── Working data ──

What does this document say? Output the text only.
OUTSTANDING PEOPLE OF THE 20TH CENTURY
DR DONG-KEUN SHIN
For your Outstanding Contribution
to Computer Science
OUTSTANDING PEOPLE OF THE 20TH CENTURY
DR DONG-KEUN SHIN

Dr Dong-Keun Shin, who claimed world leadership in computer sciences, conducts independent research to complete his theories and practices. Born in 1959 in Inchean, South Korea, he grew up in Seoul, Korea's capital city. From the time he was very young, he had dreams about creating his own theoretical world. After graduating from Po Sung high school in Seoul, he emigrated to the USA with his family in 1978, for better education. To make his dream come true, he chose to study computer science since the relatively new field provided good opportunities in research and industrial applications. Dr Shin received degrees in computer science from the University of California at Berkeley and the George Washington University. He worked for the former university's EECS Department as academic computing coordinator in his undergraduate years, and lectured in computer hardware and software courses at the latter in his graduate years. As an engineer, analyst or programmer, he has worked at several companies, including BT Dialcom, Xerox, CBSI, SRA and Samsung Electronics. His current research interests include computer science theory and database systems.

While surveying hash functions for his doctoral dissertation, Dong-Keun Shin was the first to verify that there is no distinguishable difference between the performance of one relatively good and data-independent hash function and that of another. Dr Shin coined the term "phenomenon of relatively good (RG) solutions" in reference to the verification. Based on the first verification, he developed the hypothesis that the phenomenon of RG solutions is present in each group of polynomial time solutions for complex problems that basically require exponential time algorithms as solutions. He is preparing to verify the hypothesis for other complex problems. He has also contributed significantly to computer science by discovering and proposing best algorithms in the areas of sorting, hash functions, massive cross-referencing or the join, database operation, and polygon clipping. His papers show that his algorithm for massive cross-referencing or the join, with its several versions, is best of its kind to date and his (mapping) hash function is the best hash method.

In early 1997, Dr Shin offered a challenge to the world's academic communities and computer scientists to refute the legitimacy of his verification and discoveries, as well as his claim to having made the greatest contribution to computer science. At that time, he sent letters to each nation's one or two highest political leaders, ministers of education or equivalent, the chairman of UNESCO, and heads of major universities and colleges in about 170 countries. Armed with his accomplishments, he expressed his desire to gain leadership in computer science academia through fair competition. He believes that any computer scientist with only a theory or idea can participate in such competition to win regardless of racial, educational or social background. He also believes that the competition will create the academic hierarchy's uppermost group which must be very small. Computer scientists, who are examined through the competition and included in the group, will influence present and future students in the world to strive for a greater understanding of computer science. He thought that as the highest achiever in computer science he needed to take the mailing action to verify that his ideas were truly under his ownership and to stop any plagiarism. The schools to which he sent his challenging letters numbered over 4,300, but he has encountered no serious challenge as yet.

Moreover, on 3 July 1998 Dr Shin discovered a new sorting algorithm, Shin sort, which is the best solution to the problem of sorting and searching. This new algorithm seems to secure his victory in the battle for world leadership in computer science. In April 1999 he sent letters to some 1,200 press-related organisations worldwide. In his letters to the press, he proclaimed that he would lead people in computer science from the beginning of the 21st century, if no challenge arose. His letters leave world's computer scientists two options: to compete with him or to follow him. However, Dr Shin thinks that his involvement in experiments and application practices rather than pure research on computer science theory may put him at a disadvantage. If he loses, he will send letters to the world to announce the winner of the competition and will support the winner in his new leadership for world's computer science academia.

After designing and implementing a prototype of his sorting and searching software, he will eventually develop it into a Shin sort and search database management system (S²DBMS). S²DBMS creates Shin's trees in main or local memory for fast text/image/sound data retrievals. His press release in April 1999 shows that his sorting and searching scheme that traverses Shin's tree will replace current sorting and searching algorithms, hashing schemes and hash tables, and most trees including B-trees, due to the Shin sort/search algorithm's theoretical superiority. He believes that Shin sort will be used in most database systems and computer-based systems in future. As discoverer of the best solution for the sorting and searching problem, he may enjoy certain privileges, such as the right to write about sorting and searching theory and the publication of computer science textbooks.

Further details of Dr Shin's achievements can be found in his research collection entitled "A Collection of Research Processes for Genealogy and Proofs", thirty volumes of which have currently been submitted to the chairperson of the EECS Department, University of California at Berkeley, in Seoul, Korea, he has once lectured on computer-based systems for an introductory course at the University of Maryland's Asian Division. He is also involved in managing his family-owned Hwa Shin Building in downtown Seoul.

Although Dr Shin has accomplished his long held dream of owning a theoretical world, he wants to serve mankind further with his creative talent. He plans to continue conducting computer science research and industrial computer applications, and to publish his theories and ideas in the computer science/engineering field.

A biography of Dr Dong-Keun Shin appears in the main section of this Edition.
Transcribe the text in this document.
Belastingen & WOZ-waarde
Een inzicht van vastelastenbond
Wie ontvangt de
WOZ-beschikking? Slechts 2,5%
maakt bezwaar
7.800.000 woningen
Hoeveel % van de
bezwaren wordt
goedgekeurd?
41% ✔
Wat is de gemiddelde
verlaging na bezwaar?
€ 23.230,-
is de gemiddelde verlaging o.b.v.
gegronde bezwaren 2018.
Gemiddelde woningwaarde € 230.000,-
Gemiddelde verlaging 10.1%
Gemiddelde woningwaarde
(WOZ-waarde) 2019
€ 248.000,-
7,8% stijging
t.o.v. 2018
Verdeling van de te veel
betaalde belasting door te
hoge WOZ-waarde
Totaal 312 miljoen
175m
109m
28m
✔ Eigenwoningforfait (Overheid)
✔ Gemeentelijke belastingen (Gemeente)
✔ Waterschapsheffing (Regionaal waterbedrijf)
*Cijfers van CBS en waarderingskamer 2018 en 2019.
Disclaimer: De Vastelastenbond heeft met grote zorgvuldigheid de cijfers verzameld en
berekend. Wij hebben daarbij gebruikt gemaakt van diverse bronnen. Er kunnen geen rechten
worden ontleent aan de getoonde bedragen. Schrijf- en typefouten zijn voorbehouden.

───

Output all preceding records character for character.

= Task result =
What does this document say? Output the text only.
OUTSTANDING PEOPLE OF THE 20TH CENTURY
DR DONG-KEUN SHIN
For your Outstanding Contribution
to Computer Science
OUTSTANDING PEOPLE OF THE 20TH CENTURY
DR DONG-KEUN SHIN

Dr Dong-Keun Shin, who claimed world leadership in computer sciences, conducts independent research to complete his theories and practices. Born in 1959 in Inchean, South Korea, he grew up in Seoul, Korea's capital city. From the time he was very young, he had dreams about creating his own theoretical world. After graduating from Po Sung high school in Seoul, he emigrated to the USA with his family in 1978, for better education. To make his dream come true, he chose to study computer science since the relatively new field provided good opportunities in research and industrial applications. Dr Shin received degrees in computer science from the University of California at Berkeley and the George Washington University. He worked for the former university's EECS Department as academic computing coordinator in his undergraduate years, and lectured in computer hardware and software courses at the latter in his graduate years. As an engineer, analyst or programmer, he has worked at several companies, including BT Dialcom, Xerox, CBSI, SRA and Samsung Electronics. His current research interests include computer science theory and database systems.

While surveying hash functions for his doctoral dissertation, Dong-Keun Shin was the first to verify that there is no distinguishable difference between the performance of one relatively good and data-independent hash function and that of another. Dr Shin coined the term "phenomenon of relatively good (RG) solutions" in reference to the verification. Based on the first verification, he developed the hypothesis that the phenomenon of RG solutions is present in each group of polynomial time solutions for complex problems that basically require exponential time algorithms as solutions. He is preparing to verify the hypothesis for other complex problems. He has also contributed significantly to computer science by discovering and proposing best algorithms in the areas of sorting, hash functions, massive cross-referencing or the join, database operation, and polygon clipping. His papers show that his algorithm for massive cross-referencing or the join, with its several versions, is best of its kind to date and his (mapping) hash function is the best hash method.

In early 1997, Dr Shin offered a challenge to the world's academic communities and computer scientists to refute the legitimacy of his verification and discoveries, as well as his claim to having made the greatest contribution to computer science. At that time, he sent letters to each nation's one or two highest political leaders, ministers of education or equivalent, the chairman of UNESCO, and heads of major universities and colleges in about 170 countries. Armed with his accomplishments, he expressed his desire to gain leadership in computer science academia through fair competition. He believes that any computer scientist with only a theory or idea can participate in such competition to win regardless of racial, educational or social background. He also believes that the competition will create the academic hierarchy's uppermost group which must be very small. Computer scientists, who are examined through the competition and included in the group, will influence present and future students in the world to strive for a greater understanding of computer science. He thought that as the highest achiever in computer science he needed to take the mailing action to verify that his ideas were truly under his ownership and to stop any plagiarism. The schools to which he sent his challenging letters numbered over 4,300, but he has encountered no serious challenge as yet.

Moreover, on 3 July 1998 Dr Shin discovered a new sorting algorithm, Shin sort, which is the best solution to the problem of sorting and searching. This new algorithm seems to secure his victory in the battle for world leadership in computer science. In April 1999 he sent letters to some 1,200 press-related organisations worldwide. In his letters to the press, he proclaimed that he would lead people in computer science from the beginning of the 21st century, if no challenge arose. His letters leave world's computer scientists two options: to compete with him or to follow him. However, Dr Shin thinks that his involvement in experiments and application practices rather than pure research on computer science theory may put him at a disadvantage. If he loses, he will send letters to the world to announce the winner of the competition and will support the winner in his new leadership for world's computer science academia.

After designing and implementing a prototype of his sorting and searching software, he will eventually develop it into a Shin sort and search database management system (S²DBMS). S²DBMS creates Shin's trees in main or local memory for fast text/image/sound data retrievals. His press release in April 1999 shows that his sorting and searching scheme that traverses Shin's tree will replace current sorting and searching algorithms, hashing schemes and hash tables, and most trees including B-trees, due to the Shin sort/search algorithm's theoretical superiority. He believes that Shin sort will be used in most database systems and computer-based systems in future. As discoverer of the best solution for the sorting and searching problem, he may enjoy certain privileges, such as the right to write about sorting and searching theory and the publication of computer science textbooks.

Further details of Dr Shin's achievements can be found in his research collection entitled "A Collection of Research Processes for Genealogy and Proofs", thirty volumes of which have currently been submitted to the chairperson of the EECS Department, University of California at Berkeley, in Seoul, Korea, he has once lectured on computer-based systems for an introductory course at the University of Maryland's Asian Division. He is also involved in managing his family-owned Hwa Shin Building in downtown Seoul.

Although Dr Shin has accomplished his long held dream of owning a theoretical world, he wants to serve mankind further with his creative talent. He plans to continue conducting computer science research and industrial computer applications, and to publish his theories and ideas in the computer science/engineering field.

A biography of Dr Dong-Keun Shin appears in the main section of this Edition.
Transcribe the text in this document.
Belastingen & WOZ-waarde
Een inzicht van vastelastenbond
Wie ontvangt de
WOZ-beschikking? Slechts 2,5%
maakt bezwaar
7.800.000 woningen
Hoeveel % van de
bezwaren wordt
goedgekeurd?
41% ✔
Wat is de gemiddelde
verlaging na bezwaar?
€ 23.230,-
is de gemiddelde verlaging o.b.v.
gegronde bezwaren 2018.
Gemiddelde woningwaarde € 230.000,-
Gemiddelde verlaging 10.1%
Gemiddelde woningwaarde
(WOZ-waarde) 2019
€ 248.000,-
7,8% stijging
t.o.v. 2018
Verdeling van de te veel
betaalde belasting door te
hoge WOZ-waarde
Totaal 312 miljoen
175m
109m
28m
✔ Eigenwoningforfait (Overheid)
✔ Gemeentelijke belastingen (Gemeente)
✔ Waterschapsheffing (Regionaal waterbedrijf)
*Cijfers van CBS en waarderingskamer 2018 en 2019.
Disclaimer: De Vastelastenbond heeft met grote zorgvuldigheid de cijfers verzameld en
berekend. Wij hebben daarbij gebruikt gemaakt van diverse bronnen. Er kunnen geen rechten
worden ontleent aan de getoonde bedragen. Schrijf- en typefouten zijn voorbehouden.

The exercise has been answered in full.